Request
Repeat the listing in full, word for word.

Figure data in JSON
+++
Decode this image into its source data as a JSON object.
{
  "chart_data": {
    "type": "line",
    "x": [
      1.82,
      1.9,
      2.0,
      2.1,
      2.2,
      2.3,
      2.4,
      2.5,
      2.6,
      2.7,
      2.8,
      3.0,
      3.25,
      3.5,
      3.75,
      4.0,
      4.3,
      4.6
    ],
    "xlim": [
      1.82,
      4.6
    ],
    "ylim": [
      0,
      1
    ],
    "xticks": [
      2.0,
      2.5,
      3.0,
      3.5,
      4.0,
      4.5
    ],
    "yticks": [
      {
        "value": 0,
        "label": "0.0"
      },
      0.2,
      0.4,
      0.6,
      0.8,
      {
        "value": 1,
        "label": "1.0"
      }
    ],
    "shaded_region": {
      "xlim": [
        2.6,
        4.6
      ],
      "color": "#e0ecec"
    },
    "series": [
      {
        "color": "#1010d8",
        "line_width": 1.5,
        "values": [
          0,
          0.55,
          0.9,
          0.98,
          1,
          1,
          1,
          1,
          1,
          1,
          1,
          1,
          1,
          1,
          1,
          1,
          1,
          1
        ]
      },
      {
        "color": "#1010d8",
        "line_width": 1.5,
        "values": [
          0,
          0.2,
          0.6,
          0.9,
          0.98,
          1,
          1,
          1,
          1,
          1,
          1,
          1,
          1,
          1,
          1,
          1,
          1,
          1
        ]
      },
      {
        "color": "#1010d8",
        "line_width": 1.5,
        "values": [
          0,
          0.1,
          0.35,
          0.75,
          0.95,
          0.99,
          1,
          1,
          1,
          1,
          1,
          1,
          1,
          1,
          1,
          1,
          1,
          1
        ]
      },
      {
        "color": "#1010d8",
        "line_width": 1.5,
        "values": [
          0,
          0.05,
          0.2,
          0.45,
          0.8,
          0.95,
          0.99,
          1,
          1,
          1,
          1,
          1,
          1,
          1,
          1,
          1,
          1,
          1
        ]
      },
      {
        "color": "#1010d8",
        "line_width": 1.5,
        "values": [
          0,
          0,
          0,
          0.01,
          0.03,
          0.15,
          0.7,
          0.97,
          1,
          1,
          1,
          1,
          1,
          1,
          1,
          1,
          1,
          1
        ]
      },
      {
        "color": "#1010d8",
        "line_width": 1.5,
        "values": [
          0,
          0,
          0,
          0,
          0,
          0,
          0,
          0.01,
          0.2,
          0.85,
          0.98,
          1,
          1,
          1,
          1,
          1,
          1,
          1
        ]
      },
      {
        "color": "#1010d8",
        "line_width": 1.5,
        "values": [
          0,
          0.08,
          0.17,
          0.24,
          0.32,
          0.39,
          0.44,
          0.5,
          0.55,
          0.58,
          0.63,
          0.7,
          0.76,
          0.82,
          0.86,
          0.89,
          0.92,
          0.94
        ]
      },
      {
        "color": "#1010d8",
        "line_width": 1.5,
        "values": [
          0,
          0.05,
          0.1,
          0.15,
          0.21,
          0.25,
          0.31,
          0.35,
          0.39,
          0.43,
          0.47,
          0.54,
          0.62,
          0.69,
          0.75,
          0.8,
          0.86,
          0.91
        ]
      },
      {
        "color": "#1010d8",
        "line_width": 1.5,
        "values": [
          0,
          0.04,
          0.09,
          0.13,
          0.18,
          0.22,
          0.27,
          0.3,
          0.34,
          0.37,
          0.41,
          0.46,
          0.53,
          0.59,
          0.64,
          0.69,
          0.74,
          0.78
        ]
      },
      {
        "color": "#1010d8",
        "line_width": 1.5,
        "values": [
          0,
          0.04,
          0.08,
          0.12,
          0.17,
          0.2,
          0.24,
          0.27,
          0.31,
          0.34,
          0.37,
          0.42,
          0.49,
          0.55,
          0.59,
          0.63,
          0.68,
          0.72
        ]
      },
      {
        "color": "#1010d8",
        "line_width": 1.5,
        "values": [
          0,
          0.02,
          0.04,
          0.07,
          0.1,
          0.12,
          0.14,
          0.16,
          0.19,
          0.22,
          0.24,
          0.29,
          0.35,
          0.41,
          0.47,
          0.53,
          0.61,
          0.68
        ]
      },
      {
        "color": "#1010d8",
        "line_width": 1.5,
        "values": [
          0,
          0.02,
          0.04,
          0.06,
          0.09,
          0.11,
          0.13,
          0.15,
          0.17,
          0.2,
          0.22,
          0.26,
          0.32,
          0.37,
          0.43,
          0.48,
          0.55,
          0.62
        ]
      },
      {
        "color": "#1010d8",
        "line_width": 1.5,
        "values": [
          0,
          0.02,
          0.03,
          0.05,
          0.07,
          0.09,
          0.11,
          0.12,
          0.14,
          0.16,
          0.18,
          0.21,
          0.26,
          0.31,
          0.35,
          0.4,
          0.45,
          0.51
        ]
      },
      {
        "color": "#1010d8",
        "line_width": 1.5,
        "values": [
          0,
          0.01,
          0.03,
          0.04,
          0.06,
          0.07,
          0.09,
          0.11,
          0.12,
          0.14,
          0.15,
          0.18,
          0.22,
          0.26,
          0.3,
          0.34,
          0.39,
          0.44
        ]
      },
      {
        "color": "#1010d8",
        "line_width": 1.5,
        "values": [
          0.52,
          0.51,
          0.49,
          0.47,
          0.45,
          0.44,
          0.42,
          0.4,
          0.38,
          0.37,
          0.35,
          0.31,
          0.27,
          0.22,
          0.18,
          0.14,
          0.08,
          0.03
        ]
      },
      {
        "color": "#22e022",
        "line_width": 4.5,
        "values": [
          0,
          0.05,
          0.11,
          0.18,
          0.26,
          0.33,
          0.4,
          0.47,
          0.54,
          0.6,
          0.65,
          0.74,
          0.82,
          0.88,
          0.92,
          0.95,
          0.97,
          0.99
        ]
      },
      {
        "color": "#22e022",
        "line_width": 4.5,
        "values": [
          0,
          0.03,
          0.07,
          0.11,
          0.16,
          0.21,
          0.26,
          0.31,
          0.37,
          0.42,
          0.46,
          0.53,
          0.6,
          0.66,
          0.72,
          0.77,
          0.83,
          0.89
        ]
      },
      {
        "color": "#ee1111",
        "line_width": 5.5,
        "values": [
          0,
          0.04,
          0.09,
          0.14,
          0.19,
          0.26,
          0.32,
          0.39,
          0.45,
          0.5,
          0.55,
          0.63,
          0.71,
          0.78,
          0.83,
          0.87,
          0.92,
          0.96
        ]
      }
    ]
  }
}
+++
Response to the exercise
Decode this image into its source data as a JSON object.
{
  "chart_data": {
    "type": "line",
    "x": [
      1.82,
      1.9,
      2.0,
      2.1,
      2.2,
      2.3,
      2.4,
      2.5,
      2.6,
      2.7,
      2.8,
      3.0,
      3.25,
      3.5,
      3.75,
      4.0,
      4.3,
      4.6
    ],
    "xlim": [
      1.82,
      4.6
    ],
    "ylim": [
      0,
      1
    ],
    "xticks": [
      2.0,
      2.5,
      3.0,
      3.5,
      4.0,
      4.5
    ],
    "yticks": [
      {
        "value": 0,
        "label": "0.0"
      },
      0.2,
      0.4,
      0.6,
      0.8,
      {
        "value": 1,
        "label": "1.0"
      }
    ],
    "shaded_region": {
      "xlim": [
        2.6,
        4.6
      ],
      "color": "#e0ecec"
    },
    "series": [
      {
        "color": "#1010d8",
        "line_width": 1.5,
        "values": [
          0,
          0.55,
          0.9,
          0.98,
          1,
          1,
          1,
          1,
          1,
          1,
          1,
          1,
          1,
          1,
          1,
          1,
          1,
          1
        ]
      },
      {
        "color": "#1010d8",
        "line_width": 1.5,
        "values": [
          0,
          0.2,
          0.6,
          0.9,
          0.98,
          1,
          1,
          1,
          1,
          1,
          1,
          1,
          1,
          1,
          1,
          1,
          1,
          1
        ]
      },
      {
        "color": "#1010d8",
        "line_width": 1.5,
        "values": [
          0,
          0.1,
          0.35,
          0.75,
          0.95,
          0.99,
          1,
          1,
          1,
          1,
          1,
          1,
          1,
          1,
          1,
          1,
          1,
          1
        ]
      },
      {
        "color": "#1010d8",
        "line_width": 1.5,
        "values": [
          0,
          0.05,
          0.2,
          0.45,
          0.8,
          0.95,
          0.99,
          1,
          1,
          1,
          1,
          1,
          1,
          1,
          1,
          1,
          1,
          1
        ]
      },
      {
        "color": "#1010d8",
        "line_width": 1.5,
        "values": [
          0,
          0,
          0,
          0.01,
          0.03,
          0.15,
          0.7,
          0.97,
          1,
          1,
          1,
          1,
          1,
          1,
          1,
          1,
          1,
          1
        ]
      },
      {
        "color": "#1010d8",
        "line_width": 1.5,
        "values": [
          0,
          0,
          0,
          0,
          0,
          0,
          0,
          0.01,
          0.2,
          0.85,
          0.98,
          1,
          1,
          1,
          1,
          1,
          1,
          1
        ]
      },
      {
        "color": "#1010d8",
        "line_width": 1.5,
        "values": [
          0,
          0.08,
          0.17,
          0.24,
          0.32,
          0.39,
          0.44,
          0.5,
          0.55,
          0.58,
          0.63,
          0.7,
          0.76,
          0.82,
          0.86,
          0.89,
          0.92,
          0.94
        ]
      },
      {
        "color": "#1010d8",
        "line_width": 1.5,
        "values": [
          0,
          0.05,
          0.1,
          0.15,
          0.21,
          0.25,
          0.31,
          0.35,
          0.39,
          0.43,
          0.47,
          0.54,
          0.62,
          0.69,
          0.75,
          0.8,
          0.86,
          0.91
        ]
      },
      {
        "color": "#1010d8",
        "line_width": 1.5,
        "values": [
          0,
          0.04,
          0.09,
          0.13,
          0.18,
          0.22,
          0.27,
          0.3,
          0.34,
          0.37,
          0.41,
          0.46,
          0.53,
          0.59,
          0.64,
          0.69,
          0.74,
          0.78
        ]
      },
      {
        "color": "#1010d8",
        "line_width": 1.5,
        "values": [
          0,
          0.04,
          0.08,
          0.12,
          0.17,
          0.2,
          0.24,
          0.27,
          0.31,
          0.34,
          0.37,
          0.42,
          0.49,
          0.55,
          0.59,
          0.63,
          0.68,
          0.72
        ]
      },
      {
        "color": "#1010d8",
        "line_width": 1.5,
        "values": [
          0,
          0.02,
          0.04,
          0.07,
          0.1,
          0.12,
          0.14,
          0.16,
          0.19,
          0.22,
          0.24,
          0.29,
          0.35,
          0.41,
          0.47,
          0.53,
          0.61,
          0.68
        ]
      },
      {
        "color": "#1010d8",
        "line_width": 1.5,
        "values": [
          0,
          0.02,
          0.04,
          0.06,
          0.09,
          0.11,
          0.13,
          0.15,
          0.17,
          0.2,
          0.22,
          0.26,
          0.32,
          0.37,
          0.43,
          0.48,
          0.55,
          0.62
        ]
      },
      {
        "color": "#1010d8",
        "line_width": 1.5,
        "values": [
          0,
          0.02,
          0.03,
          0.05,
          0.07,
          0.09,
          0.11,
          0.12,
          0.14,
          0.16,
          0.18,
          0.21,
          0.26,
          0.31,
          0.35,
          0.4,
          0.45,
          0.51
        ]
      },
      {
        "color": "#1010d8",
        "line_width": 1.5,
        "values": [
          0,
          0.01,
          0.03,
          0.04,
          0.06,
          0.07,
          0.09,
          0.11,
          0.12,
          0.14,
          0.15,
          0.18,
          0.22,
          0.26,
          0.3,
          0.34,
          0.39,
          0.44
        ]
      },
      {
        "color": "#1010d8",
        "line_width": 1.5,
        "values": [
          0.52,
          0.51,
          0.49,
          0.47,
          0.45,
          0.44,
          0.42,
          0.4,
          0.38,
          0.37,
          0.35,
          0.31,
          0.27,
          0.22,
          0.18,
          0.14,
          0.08,
          0.03
        ]
      },
      {
        "color": "#22e022",
        "line_width": 4.5,
        "values": [
          0,
          0.05,
          0.11,
          0.18,
          0.26,
          0.33,
          0.4,
          0.47,
          0.54,
          0.6,
          0.65,
          0.74,
          0.82,
          0.88,
          0.92,
          0.95,
          0.97,
          0.99
        ]
      },
      {
        "color": "#22e022",
        "line_width": 4.5,
        "values": [
          0,
          0.03,
          0.07,
          0.11,
          0.16,
          0.21,
          0.26,
          0.31,
          0.37,
          0.42,
          0.46,
          0.53,
          0.6,
          0.66,
          0.72,
          0.77,
          0.83,
          0.89
        ]
      },
      {
        "color": "#ee1111",
        "line_width": 5.5,
        "values": [
          0,
          0.04,
          0.09,
          0.14,
          0.19,
          0.26,
          0.32,
          0.39,
          0.45,
          0.5,
          0.55,
          0.63,
          0.71,
          0.78,
          0.83,
          0.87,
          0.92,
          0.96
        ]
      }
    ]
  }
}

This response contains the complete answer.